Texte du document
>>

Devant cette réussite, il est décidé, dès 17576, de céder une partie du service au futur duc de Choiseul, alors ambassadeur. De cette manière la promotion en est assurée à l’étranger — à condition d’inviter les bonnes personnes à sa table. Louis XV, conquis, commandera même des compléments, et la vaisselle bleu céleste sera utilisée jusqu’aux dernières heures de l’Ancien Régime. À la fin des années 1770 elle accompagnera Marie-Antoinette dans sa retraite champêtre à Trianon. Il n’est donc pas si étonnant que la seule figurine identifiée du surtout soit… une petite vache ! La reine aime la nature, surtout lorsque faune et flore sont de porcelaine. Mais en 1789 le ciel s’assombrit, il lui faut quitter les lieux, et ses meubles. Tous seront dispersés au cours des ventes fleuves qui se déroulent d’août 1793 à août 1794. L’annonce de l’encan précise : porcelaines « du plus beau choix » ; on ne saurait lui donner tort.
Manufacture de Vincennes, jatte à punch du service à fond bleu céleste de Louis XV, 1753-1755. Porcelaine tendre, 14 x 33,7 cm. Acquise en 2011 grâce au mécénat de KPMG. Photo service de presse. © RMN (Château de Versailles) / Gérard Blot
1995-2025 : trente ans de chasse aux porcelaines
Ce grand plat ovale est la quatorzième pièce7 du service à regagner les collections du château de Versailles. Après un nettoyage minutieux par microaspiration qui permettra de faire disparaître le cheveu qui le traverse, il rejoindra sans aucun doute le cabinet des porcelaines aménagé par Marie-Laure de Rochebrune en 2019 dans la Salle des buffets8, laquelle a retrouvé sa fonction au cœur de l’appartement intérieur du roi. En 1995, c’est pour meubler la Salle à manger des porcelaines qu’avaient été acquises les trois corbeilles « élevées » du même ensemble, premières pièces bleu céleste présentées à Versailles depuis les dispersions révolutionnaires. Ces dernières années, l’intense politique d’acquisition dans le domaine de la céramique a porté ses fruits, et d’autres objets emblématiques ont donc suivi, comme la terrine en 2004 ou la jatte à punch9 en 2011. La nouvelle acquisition comble donc une lacune majeure, et — même sans égaler les vitrines du duc de Buccleuch — contribuera à évoquer in situ le faste du premier service royal complet en porcelaine française.

<<

À faire
Rédigez la suite du texte sur le service en porcelaine bleu céleste de Louis XV, à partir de sa dernière phrase.

Données fournies
>>

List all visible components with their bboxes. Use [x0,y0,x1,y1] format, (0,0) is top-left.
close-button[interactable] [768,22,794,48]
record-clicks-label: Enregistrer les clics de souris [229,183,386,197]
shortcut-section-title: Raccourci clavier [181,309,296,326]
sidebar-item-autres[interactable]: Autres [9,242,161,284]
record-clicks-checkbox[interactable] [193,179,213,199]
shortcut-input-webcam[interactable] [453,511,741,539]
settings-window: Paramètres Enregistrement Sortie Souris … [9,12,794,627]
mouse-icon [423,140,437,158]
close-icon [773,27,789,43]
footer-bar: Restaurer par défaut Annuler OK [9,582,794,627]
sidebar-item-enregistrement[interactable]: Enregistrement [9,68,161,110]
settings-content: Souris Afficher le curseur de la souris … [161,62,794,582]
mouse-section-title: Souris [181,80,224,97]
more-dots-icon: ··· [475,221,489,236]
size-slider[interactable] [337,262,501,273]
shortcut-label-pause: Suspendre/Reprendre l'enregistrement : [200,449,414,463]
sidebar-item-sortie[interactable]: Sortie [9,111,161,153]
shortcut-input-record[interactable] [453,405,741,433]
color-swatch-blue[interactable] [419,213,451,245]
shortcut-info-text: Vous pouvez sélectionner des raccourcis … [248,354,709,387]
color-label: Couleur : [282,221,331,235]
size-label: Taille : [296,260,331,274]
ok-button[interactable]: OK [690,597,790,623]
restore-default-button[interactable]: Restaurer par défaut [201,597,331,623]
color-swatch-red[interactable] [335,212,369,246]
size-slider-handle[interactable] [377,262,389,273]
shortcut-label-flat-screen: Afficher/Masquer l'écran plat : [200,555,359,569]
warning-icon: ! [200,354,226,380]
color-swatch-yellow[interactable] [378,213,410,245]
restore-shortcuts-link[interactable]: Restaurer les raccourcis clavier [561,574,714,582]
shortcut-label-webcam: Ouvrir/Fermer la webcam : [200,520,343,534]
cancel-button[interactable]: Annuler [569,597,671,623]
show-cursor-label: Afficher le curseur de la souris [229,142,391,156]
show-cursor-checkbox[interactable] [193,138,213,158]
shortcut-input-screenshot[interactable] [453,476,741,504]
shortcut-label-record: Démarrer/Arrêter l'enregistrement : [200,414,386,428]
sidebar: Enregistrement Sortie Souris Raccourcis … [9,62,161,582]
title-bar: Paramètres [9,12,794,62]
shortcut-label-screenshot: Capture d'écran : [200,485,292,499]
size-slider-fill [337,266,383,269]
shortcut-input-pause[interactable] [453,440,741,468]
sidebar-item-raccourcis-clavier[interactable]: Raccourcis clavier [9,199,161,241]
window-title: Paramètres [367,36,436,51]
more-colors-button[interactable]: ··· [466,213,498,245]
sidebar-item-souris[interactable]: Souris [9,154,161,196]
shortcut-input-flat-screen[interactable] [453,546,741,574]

<<

Réponse
Manufacture de Vincennes, plateau et moutardier du service à fond bleu céleste de Louis XV, 1753-1754. Porcelaine tendre, 3,6 x 16,8 x 13,8 cm et 7 x 9 x 6 cm. Don de la Société des Amis de Versailles, 2004. Photo service de presse. © RMN (Château de Versailles) / Gérard Blot
1 Préempté lors de la vente Auctie’s du 18 avril 2025 à l’hôtel Drouot, 332 800 € (frais inclus).
2 Chez le marchand Lazare Duvaux.
3 Le service aux cygnes, commandé en 1736 à la manufacture de Meissen, comptera plus de deux mille pièces.
4 Dont 1266 pièces de surtout : bobèches, piédestaux, balustres, corbeilles, vases, figures…
5 D’un ensemble de quatre. Les deux autres connus (dont un ayant été cassé et monté en guéridon) sont conservés à Boughton House, dans les collections du duc de Buccleuch.
6 Vente de 244 pièces, dont une partie est aujourd’hui conservée chez le duc de Buccleuch et Queensberry à Boughton House (Angleterre).
7 Les treize autres pièces du service conservées à Versailles sont : cinq corbeilles et trois plats de différents modèles, une assiette, une jatte à punch, une terrine, un moutardier (avec son plateau), et un compotier.
8 Aussi appelée Salle du billard, désormais accessible en visite guidée. Elle servait, ainsi que la salle à manger adjacente, aux expositions-ventes des produits de la manufacture royale de Sèvres.
9 Grâce au généreux mécénat de la société KPMG.